→ **Given problem**
Go through the material and pull out every line with the string "using" in it.

→ **Supplied information**

::::::

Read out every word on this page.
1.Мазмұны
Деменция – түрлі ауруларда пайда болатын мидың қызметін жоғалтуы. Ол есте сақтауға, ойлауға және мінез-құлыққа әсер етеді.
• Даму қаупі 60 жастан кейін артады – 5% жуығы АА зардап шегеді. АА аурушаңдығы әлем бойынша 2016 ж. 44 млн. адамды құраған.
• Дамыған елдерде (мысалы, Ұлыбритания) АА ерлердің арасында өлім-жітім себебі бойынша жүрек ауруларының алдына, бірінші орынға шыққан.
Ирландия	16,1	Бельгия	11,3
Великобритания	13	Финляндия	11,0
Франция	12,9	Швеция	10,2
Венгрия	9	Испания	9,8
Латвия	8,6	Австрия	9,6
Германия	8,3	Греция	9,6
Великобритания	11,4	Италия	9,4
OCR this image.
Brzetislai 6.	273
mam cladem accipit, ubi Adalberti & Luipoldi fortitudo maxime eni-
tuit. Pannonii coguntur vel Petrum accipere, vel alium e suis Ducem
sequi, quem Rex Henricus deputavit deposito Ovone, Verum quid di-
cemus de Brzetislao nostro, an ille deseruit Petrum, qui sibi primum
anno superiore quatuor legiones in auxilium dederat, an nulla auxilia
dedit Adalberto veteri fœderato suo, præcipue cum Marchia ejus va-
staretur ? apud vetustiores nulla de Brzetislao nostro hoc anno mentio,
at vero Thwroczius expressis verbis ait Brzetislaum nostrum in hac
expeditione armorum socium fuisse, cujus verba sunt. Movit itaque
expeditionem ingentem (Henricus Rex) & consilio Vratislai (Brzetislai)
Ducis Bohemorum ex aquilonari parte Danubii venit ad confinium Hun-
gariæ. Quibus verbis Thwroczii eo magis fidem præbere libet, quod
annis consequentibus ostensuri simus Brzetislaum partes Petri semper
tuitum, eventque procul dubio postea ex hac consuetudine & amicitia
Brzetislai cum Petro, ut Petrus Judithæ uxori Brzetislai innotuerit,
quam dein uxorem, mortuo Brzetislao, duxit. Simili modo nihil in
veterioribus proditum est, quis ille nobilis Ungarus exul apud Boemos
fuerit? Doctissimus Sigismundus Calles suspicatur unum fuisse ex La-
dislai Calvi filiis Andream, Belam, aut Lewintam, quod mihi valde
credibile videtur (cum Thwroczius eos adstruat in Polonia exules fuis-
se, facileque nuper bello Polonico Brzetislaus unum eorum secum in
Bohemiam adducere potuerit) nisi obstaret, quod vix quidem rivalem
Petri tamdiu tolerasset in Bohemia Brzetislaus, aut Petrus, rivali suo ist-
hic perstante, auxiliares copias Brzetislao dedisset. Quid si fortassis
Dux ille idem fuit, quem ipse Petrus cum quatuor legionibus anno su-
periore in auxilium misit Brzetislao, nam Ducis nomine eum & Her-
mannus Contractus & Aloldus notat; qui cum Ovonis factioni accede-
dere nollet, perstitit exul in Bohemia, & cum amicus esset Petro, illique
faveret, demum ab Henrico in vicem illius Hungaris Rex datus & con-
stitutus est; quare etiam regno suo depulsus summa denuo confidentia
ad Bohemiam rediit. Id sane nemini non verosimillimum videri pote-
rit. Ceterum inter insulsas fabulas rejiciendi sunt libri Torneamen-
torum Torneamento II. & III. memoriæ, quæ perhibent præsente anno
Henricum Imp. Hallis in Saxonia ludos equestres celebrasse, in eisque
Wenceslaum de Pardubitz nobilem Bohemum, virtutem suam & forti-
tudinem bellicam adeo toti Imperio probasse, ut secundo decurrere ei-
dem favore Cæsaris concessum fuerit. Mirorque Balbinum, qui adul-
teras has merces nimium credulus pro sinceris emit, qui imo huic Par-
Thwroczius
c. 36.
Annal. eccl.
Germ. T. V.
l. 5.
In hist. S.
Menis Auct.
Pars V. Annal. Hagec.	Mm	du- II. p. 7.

::::::

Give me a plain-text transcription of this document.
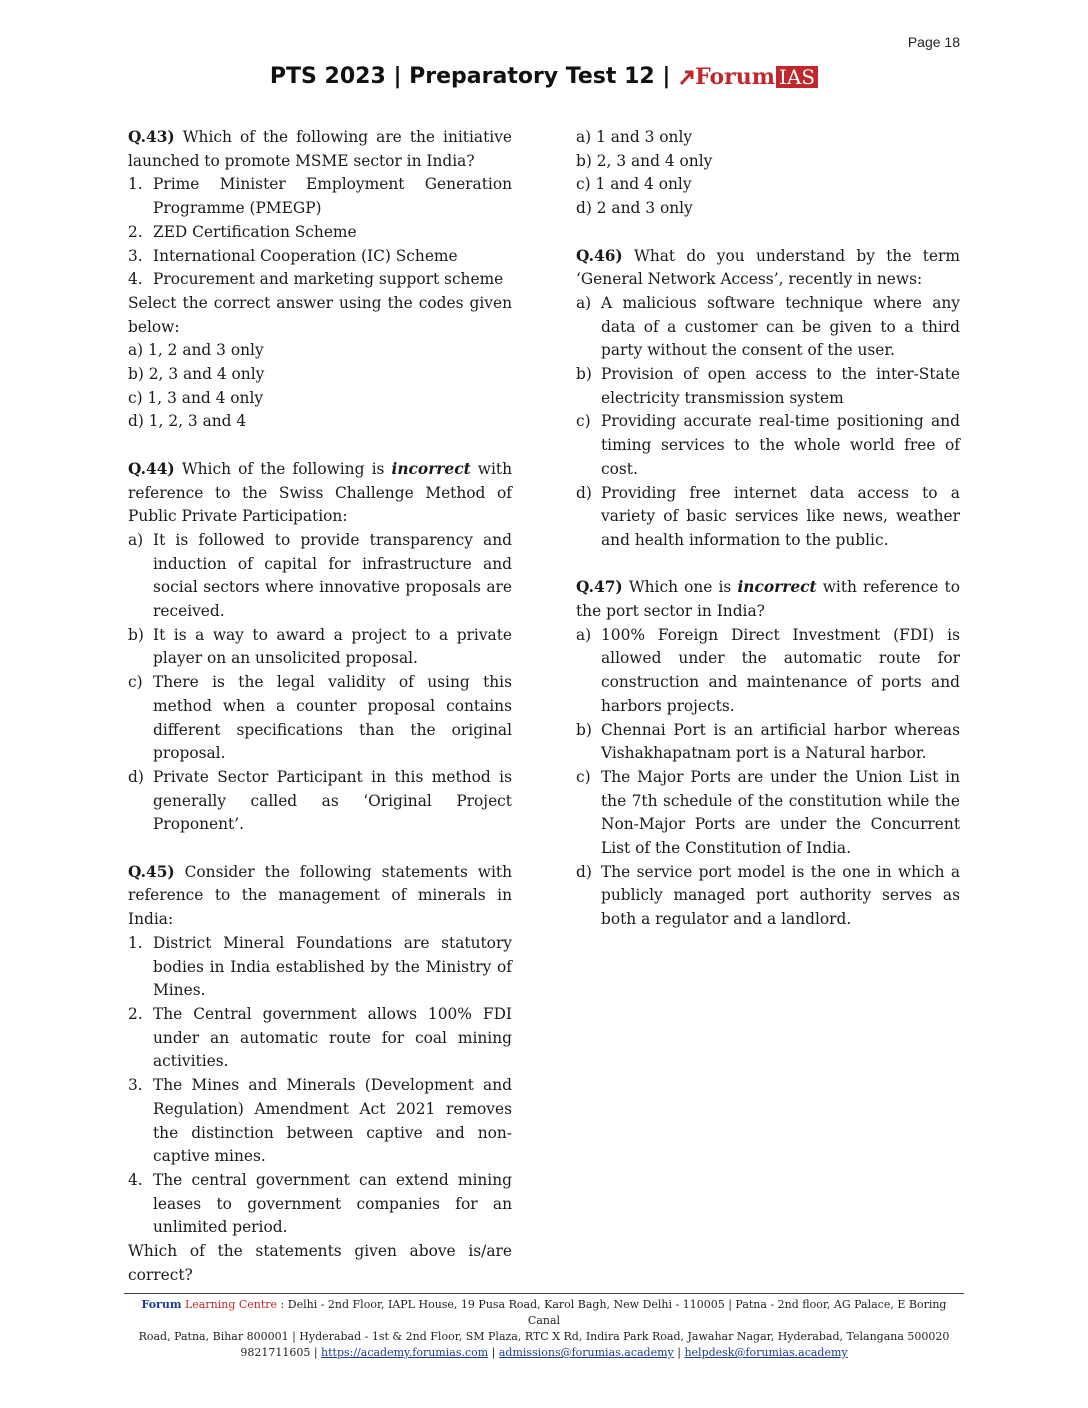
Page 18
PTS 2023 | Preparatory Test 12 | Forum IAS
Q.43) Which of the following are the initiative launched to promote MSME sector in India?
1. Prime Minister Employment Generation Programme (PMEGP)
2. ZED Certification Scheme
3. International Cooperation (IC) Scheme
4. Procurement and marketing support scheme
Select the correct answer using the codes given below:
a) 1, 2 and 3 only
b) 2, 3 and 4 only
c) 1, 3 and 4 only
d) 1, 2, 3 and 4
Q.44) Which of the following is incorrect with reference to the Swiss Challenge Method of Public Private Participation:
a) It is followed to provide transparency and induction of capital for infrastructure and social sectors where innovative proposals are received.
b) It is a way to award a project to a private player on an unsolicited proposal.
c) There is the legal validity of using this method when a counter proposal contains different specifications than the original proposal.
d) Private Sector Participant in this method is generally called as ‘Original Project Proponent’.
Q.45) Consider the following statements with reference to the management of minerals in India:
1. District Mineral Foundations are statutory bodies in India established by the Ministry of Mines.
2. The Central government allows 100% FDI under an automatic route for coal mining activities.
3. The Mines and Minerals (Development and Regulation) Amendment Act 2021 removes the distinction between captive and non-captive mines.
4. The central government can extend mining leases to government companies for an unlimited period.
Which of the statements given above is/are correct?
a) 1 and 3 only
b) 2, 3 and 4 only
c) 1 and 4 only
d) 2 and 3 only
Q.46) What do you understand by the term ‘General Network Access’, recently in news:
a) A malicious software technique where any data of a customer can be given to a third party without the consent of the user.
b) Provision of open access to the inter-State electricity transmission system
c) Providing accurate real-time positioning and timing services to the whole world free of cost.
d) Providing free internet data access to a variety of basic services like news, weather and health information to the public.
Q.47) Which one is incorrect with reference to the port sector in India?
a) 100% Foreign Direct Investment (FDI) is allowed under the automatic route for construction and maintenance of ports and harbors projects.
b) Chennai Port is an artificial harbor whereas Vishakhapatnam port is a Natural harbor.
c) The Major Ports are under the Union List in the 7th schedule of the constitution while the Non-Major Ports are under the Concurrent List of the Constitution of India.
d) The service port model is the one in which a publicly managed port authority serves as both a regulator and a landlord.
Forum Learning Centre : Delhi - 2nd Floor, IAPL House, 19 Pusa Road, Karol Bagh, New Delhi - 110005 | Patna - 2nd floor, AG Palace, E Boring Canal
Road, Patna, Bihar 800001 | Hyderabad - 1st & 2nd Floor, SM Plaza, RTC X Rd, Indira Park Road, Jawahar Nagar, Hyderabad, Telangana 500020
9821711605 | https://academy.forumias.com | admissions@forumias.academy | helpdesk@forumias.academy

::::::

→ **Final result**
Select the correct answer using the codes given below:
c) There is the legal validity of using this method when a counter proposal contains different specifications than the original proposal.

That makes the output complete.